> Set problem 1: Rewrite the passage on the Kenyatta case starting with "The request is" and going on through "your Honours' minds.", putting "supreme" in place of "paramount".
> Set problem 2: Retype the rows starting with the line with "freq-phase-cell <box>825 71 829 80</box>" and going on through the line with "freq-phase-cell <box>1047 47 1051 57</box>", including both of those lines.

> Passage shown:
I have read, with great interest, the transcript from the status conference in the Kenyatta case before the International Criminal Court last month. In it, the prosecution requests an 'indefinite adjournment' of the case, by which it means an 'adjourn[ment of] the case without fixing a date'. This is a remarkable request, and raises serious fair trial issues insofar as the prosecution has essentially proposed to allow the matter to drag on indefinitely without any fixed date for the start of trial, owing to insufficiencies in its own evidence. One is reminded of Kafka's The Trial:


"Deferment," said the painter, looking vaguely in front of himself for a while as if trying to find a perfectly appropriate explanation, "deferment consists of keeping proceedings permanently in their earliest stages. To do that, the accused and those helping him need to keep in continuous personal contact with the court, especially those helping him. I repeat, this doesn't require so much effort as getting an apparent acquittal, but it probably requires a lot more attention. You must never let the trial out of your sight… you can be reasonably sure the trial won't get past its first stages. The trial doesn't stop, but the defendant is almost as certain of avoiding conviction as if he'd been acquitted… Proceedings can't be prevented from moving forward unless there are some at least ostensible reasons given. So something needs to seem to be happening when looked at from the outside. This means that from time to time various injunctions have to be obeyed, the accused has to be questioned, investigations have to take place and so on. The trial's been artificially constrained inside a tiny circle, and it has to be continuously spun round within it.
 

The request is also notable for the suggestion that the nebulous concept of the 'interests of justice' should be tantamount to the rights of the accused:

In particular, the Prosecution submit, the interests of justice should be paramount here. I don't mean to say that the defendant's rights should be ignored for a moment, but the interests of justice should, I submit, be the most important consideration in your Honours' minds.

> Data supplied:
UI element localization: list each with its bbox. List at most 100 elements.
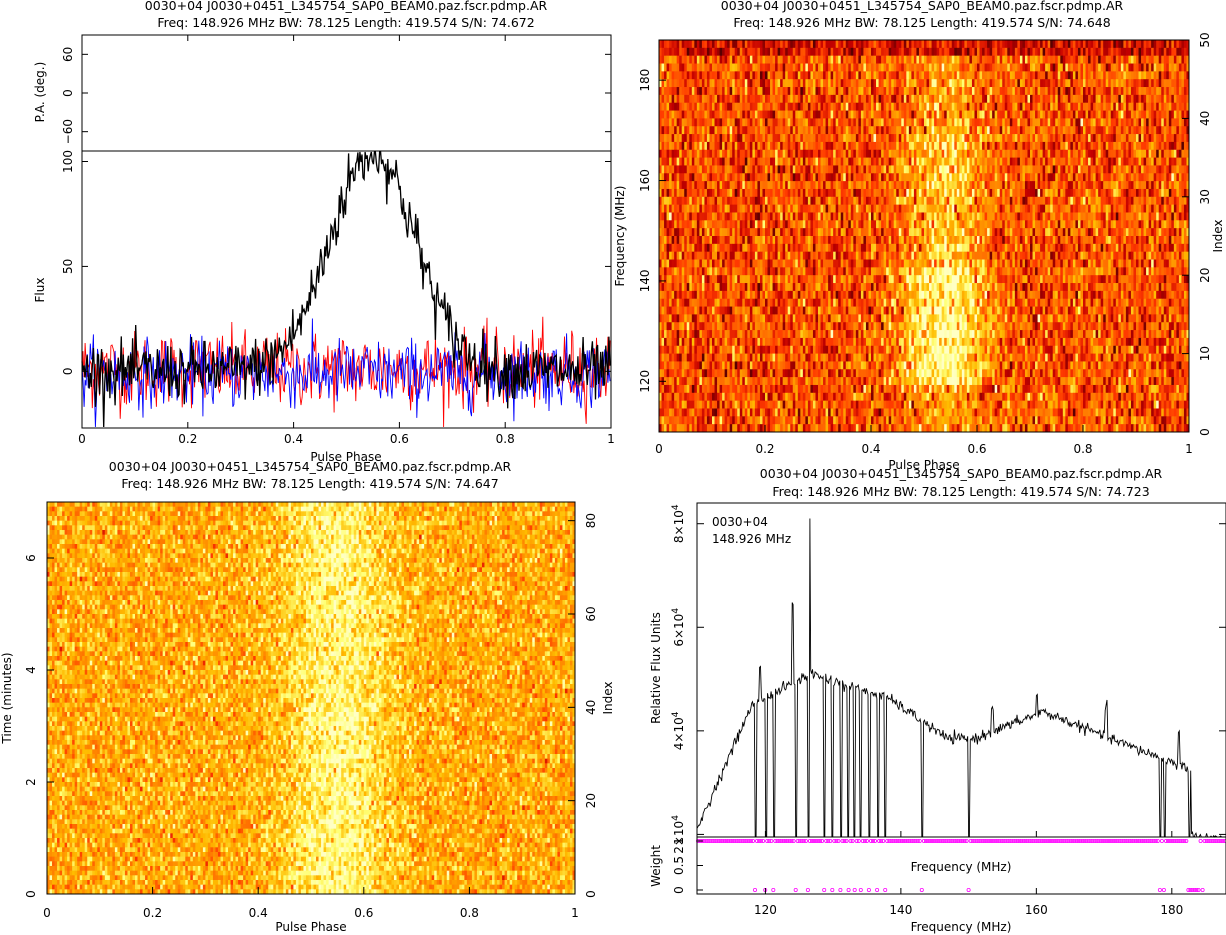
freq-phase-cell <box>825 71 829 80</box>
freq-phase-cell <box>747 188 751 198</box>
freq-phase-cell <box>891 40 895 49</box>
freq-phase-cell <box>812 204 816 213</box>
freq-phase-cell <box>752 134 756 143</box>
freq-phase-cell <box>777 71 781 80</box>
freq-phase-cell <box>1047 47 1051 57</box>
freq-phase-cell <box>964 165 968 174</box>
freq-phase-cell <box>767 79 771 88</box>
freq-phase-cell <box>989 134 993 143</box>
freq-phase-cell <box>759 79 763 88</box>
freq-phase-cell <box>1012 149 1016 158</box>
freq-phase-cell <box>924 141 927 151</box>
freq-phase-cell <box>825 47 829 57</box>
freq-phase-cell <box>868 63 872 72</box>
freq-phase-cell <box>1181 141 1185 151</box>
freq-phase-cell <box>706 63 710 72</box>
freq-phase-cell <box>1153 149 1157 158</box>
freq-phase-cell <box>939 196 943 206</box>
freq-phase-cell <box>1113 181 1117 190</box>
freq-phase-cell <box>951 141 955 151</box>
freq-phase-cell <box>681 149 685 158</box>
freq-phase-cell <box>1090 134 1094 143</box>
freq-phase-cell <box>732 181 736 190</box>
freq-phase-cell <box>1136 94 1139 104</box>
freq-phase-cell <box>823 212 826 221</box>
freq-phase-cell <box>1171 94 1175 104</box>
freq-phase-cell <box>1146 47 1150 57</box>
freq-phase-cell <box>684 173 688 182</box>
freq-phase-cell <box>752 173 756 182</box>
freq-phase-cell <box>961 181 965 190</box>
freq-phase-cell <box>717 165 720 174</box>
freq-phase-cell <box>739 126 743 135</box>
freq-phase-cell <box>719 102 723 111</box>
freq-phase-cell <box>961 204 965 213</box>
freq-phase-cell <box>865 204 869 213</box>
freq-phase-cell <box>737 181 741 190</box>
freq-phase-cell <box>936 141 940 151</box>
freq-phase-cell <box>666 79 670 88</box>
freq-phase-cell <box>754 220 758 229</box>
freq-phase-cell <box>747 118 751 127</box>
freq-phase-cell <box>747 173 751 182</box>
freq-phase-cell <box>989 204 993 213</box>
freq-phase-cell <box>1052 165 1056 174</box>
freq-phase-cell <box>759 212 763 221</box>
freq-phase-cell <box>689 157 693 166</box>
freq-phase-cell <box>835 188 839 198</box>
freq-phase-cell <box>977 47 980 57</box>
freq-phase-cell <box>684 134 688 143</box>
freq-phase-cell <box>903 118 907 127</box>
freq-phase-cell <box>689 165 693 174</box>
freq-phase-cell <box>1120 87 1124 96</box>
freq-phase-cell <box>911 87 915 96</box>
freq-phase-cell <box>792 63 796 72</box>
freq-phase-cell <box>1105 94 1109 104</box>
freq-phase-cell <box>1163 110 1167 119</box>
freq-phase-cell <box>699 204 703 213</box>
freq-phase-cell <box>732 212 736 221</box>
freq-phase-cell <box>1173 126 1177 135</box>
freq-phase-cell <box>661 71 665 80</box>
freq-phase-cell <box>805 55 809 64</box>
freq-phase-cell <box>737 71 741 80</box>
freq-phase-cell <box>739 212 743 221</box>
freq-phase-cell <box>807 40 811 49</box>
freq-phase-cell <box>1098 102 1102 111</box>
freq-phase-cell <box>1136 118 1139 127</box>
freq-phase-cell <box>754 55 758 64</box>
freq-phase-cell <box>913 181 917 190</box>
freq-phase-cell <box>790 204 794 213</box>
freq-phase-cell <box>1108 118 1112 127</box>
freq-phase-cell <box>666 40 670 49</box>
freq-phase-cell <box>734 63 738 72</box>
freq-phase-cell <box>1173 141 1177 151</box>
freq-phase-cell <box>966 173 970 182</box>
freq-phase-cell <box>1014 94 1018 104</box>
freq-phase-cell <box>1143 204 1147 213</box>
freq-phase-cell <box>876 188 879 198</box>
freq-phase-cell <box>701 102 705 111</box>
freq-phase-cell <box>989 165 993 174</box>
freq-phase-cell <box>818 149 821 158</box>
freq-phase-cell <box>790 118 794 127</box>
freq-phase-cell <box>1032 149 1036 158</box>
freq-phase-cell <box>1019 102 1023 111</box>
freq-phase-cell <box>686 94 690 104</box>
freq-phase-cell <box>681 55 685 64</box>
freq-phase-cell <box>1075 126 1079 135</box>
freq-phase-cell <box>901 55 905 64</box>
freq-phase-cell <box>1035 87 1038 96</box>
freq-phase-cell <box>777 157 781 166</box>
freq-phase-cell <box>785 47 789 57</box>
freq-phase-cell <box>770 94 773 104</box>
freq-phase-cell <box>918 220 922 229</box>
freq-phase-cell <box>964 118 968 127</box>
freq-phase-cell <box>1098 79 1102 88</box>
freq-phase-cell <box>785 196 789 206</box>
freq-phase-cell <box>1055 110 1059 119</box>
freq-phase-cell <box>1012 79 1016 88</box>
freq-phase-cell <box>767 102 771 111</box>
freq-phase-cell <box>1035 181 1038 190</box>
freq-phase-cell <box>1085 173 1089 182</box>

> Task response 1:
The request is also notable for the suggestion that the nebulous concept of the 'interests of justice' should be tantamount to the rights of the accused:

In particular, the Prosecution submit, the interests of justice should be supreme here. I don't mean to say that the defendant's rights should be ignored for a moment, but the interests of justice should, I submit, be the most important consideration in your Honours' minds.

> Task response 2:
freq-phase-cell <box>825 71 829 80</box>
freq-phase-cell <box>747 188 751 198</box>
freq-phase-cell <box>891 40 895 49</box>
freq-phase-cell <box>812 204 816 213</box>
freq-phase-cell <box>752 134 756 143</box>
freq-phase-cell <box>777 71 781 80</box>
freq-phase-cell <box>1047 47 1051 57</box>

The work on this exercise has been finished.